===== Material supplied
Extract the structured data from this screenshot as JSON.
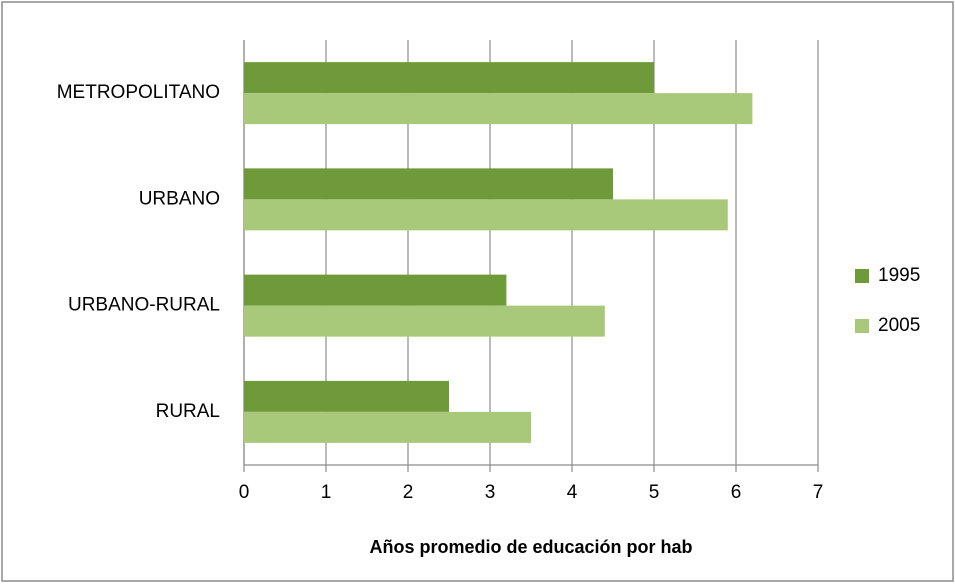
{
  "chart_data": {
    "type": "barh",
    "categories": [
      "METROPOLITANO",
      "URBANO",
      "URBANO-RURAL",
      "RURAL"
    ],
    "series": [
      {
        "name": "1995",
        "color": "#6e9a3a",
        "values": [
          5.0,
          4.5,
          3.2,
          2.5
        ]
      },
      {
        "name": "2005",
        "color": "#a8c87a",
        "values": [
          6.2,
          5.9,
          4.4,
          3.5
        ]
      }
    ],
    "xlabel": "Años promedio de educación por hab",
    "xlim": [
      0,
      7
    ],
    "xticks": [
      0,
      1,
      2,
      3,
      4,
      5,
      6,
      7
    ],
    "grid": true,
    "legend": "right"
  }
}
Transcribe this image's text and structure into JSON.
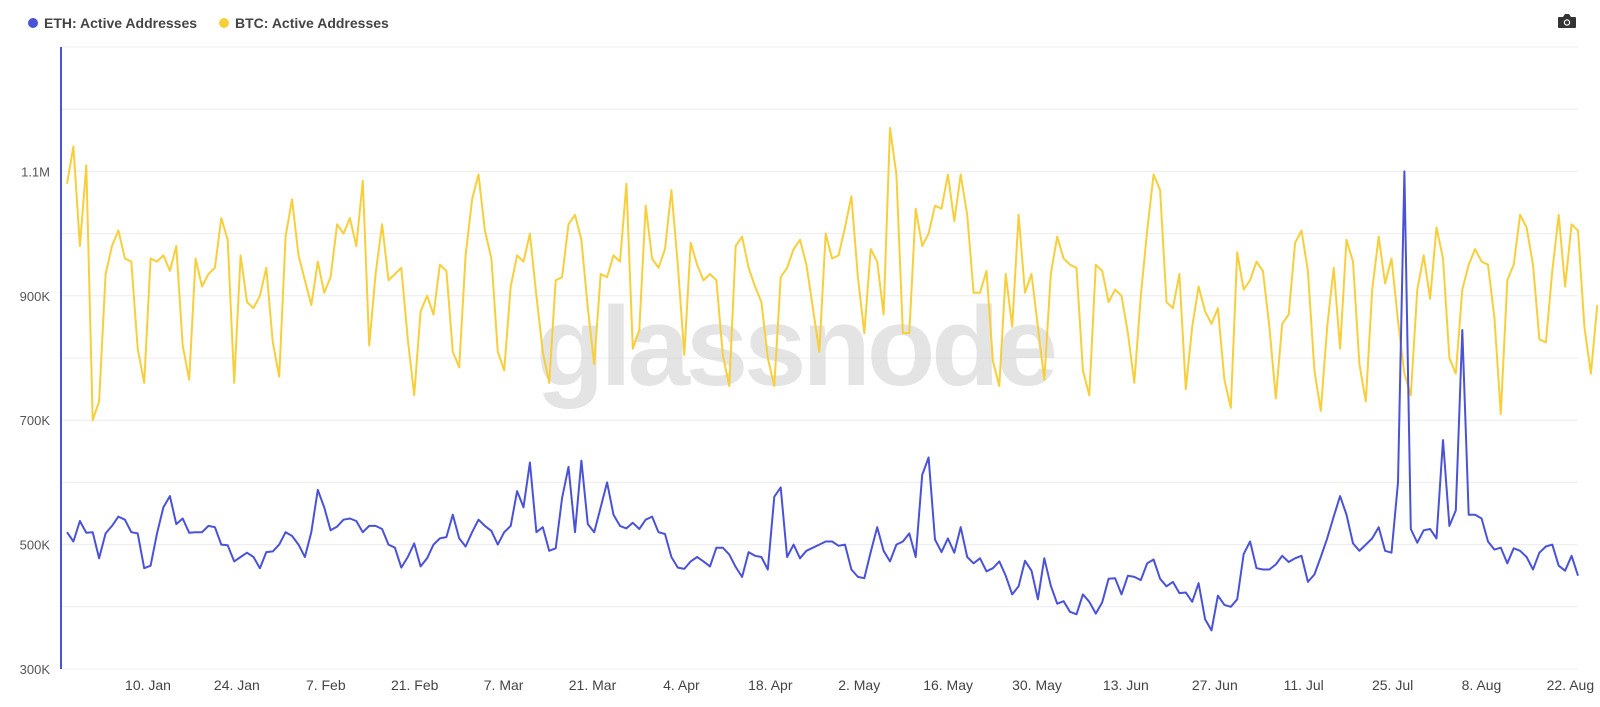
==========
Written exercise: Could you reproduce every record above exactly, leaving out the pictures?

The result:
Extract the structured data from this screenshot as JSON.
{
  "chart_data": {
    "type": "barh",
    "categories": [
      "METROPOLITANO",
      "URBANO",
      "URBANO-RURAL",
      "RURAL"
    ],
    "series": [
      {
        "name": "1995",
        "color": "#6e9a3a",
        "values": [
          5.0,
          4.5,
          3.2,
          2.5
        ]
      },
      {
        "name": "2005",
        "color": "#a8c87a",
        "values": [
          6.2,
          5.9,
          4.4,
          3.5
        ]
      }
    ],
    "xlabel": "Años promedio de educación por hab",
    "xlim": [
      0,
      7
    ],
    "xticks": [
      0,
      1,
      2,
      3,
      4,
      5,
      6,
      7
    ],
    "grid": true,
    "legend": "right"
  }
}
Transcribe this image's text and structure into JSON.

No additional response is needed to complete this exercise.